*GIVEN PROBLEM*
Scan the material and copy every line in which "dále" appears.

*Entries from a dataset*
====================

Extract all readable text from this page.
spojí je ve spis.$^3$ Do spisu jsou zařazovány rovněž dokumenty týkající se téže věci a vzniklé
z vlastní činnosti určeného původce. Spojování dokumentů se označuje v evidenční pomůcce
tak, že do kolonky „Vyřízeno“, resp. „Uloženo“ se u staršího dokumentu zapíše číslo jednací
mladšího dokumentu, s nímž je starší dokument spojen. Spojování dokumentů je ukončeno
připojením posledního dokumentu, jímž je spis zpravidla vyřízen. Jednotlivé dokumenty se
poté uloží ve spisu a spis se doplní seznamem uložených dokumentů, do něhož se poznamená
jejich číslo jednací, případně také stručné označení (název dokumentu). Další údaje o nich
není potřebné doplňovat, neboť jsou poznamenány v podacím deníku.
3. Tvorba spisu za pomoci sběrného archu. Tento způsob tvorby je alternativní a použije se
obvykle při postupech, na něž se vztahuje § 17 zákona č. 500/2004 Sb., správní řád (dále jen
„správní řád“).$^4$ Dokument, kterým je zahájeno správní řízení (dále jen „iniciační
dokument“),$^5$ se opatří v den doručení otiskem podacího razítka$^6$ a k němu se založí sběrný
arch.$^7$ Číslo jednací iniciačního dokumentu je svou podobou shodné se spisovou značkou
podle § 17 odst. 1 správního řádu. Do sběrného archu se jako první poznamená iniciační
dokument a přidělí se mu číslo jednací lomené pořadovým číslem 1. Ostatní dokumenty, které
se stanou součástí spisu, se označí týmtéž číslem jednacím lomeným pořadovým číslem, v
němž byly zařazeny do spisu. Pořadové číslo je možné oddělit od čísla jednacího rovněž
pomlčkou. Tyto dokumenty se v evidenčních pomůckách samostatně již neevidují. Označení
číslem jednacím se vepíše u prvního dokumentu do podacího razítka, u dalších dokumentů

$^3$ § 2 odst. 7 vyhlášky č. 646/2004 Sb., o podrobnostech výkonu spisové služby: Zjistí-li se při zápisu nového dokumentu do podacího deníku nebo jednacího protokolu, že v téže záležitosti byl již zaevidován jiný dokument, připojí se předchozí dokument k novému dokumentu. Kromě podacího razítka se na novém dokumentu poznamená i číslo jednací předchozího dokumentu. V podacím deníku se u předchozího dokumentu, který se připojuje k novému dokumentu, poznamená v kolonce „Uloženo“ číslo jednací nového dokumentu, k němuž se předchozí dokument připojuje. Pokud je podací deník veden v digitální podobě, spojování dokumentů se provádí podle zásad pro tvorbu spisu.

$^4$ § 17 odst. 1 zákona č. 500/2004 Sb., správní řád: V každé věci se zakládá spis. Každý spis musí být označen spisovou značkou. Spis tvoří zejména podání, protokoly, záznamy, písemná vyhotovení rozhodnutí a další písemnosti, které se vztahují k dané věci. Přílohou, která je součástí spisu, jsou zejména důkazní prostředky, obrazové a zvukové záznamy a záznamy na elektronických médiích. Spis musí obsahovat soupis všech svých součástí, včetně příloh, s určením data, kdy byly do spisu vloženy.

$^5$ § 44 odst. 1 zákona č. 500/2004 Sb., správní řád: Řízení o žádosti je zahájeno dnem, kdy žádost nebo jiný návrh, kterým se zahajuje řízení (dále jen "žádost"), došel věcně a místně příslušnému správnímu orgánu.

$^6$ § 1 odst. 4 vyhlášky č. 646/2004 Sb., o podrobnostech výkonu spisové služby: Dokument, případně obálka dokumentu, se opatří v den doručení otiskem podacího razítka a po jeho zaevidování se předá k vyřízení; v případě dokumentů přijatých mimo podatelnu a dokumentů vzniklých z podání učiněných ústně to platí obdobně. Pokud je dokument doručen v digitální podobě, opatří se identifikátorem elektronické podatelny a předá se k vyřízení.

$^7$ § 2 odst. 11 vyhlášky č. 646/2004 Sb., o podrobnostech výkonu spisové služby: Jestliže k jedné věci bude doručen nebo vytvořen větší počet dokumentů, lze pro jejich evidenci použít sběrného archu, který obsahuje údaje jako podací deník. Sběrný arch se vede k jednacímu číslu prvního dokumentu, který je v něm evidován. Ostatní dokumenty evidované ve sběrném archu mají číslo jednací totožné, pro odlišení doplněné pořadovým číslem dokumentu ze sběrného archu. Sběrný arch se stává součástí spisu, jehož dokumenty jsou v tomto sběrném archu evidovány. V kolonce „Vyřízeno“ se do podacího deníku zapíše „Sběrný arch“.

====================

*WRITTEN SOLUTION*
obvykle při postupech, na něž se vztahuje § 17 zákona č. 500/2004 Sb., správní řád (dále jen
„správní řád“).$^4$ Dokument, kterým je zahájeno správní řízení (dále jen „iniciační
$^5$ § 44 odst. 1 zákona č. 500/2004 Sb., správní řád: Řízení o žádosti je zahájeno dnem, kdy žádost nebo jiný návrh, kterým se zahajuje řízení (dále jen "žádost"), došel věcně a místně příslušnému správnímu orgánu.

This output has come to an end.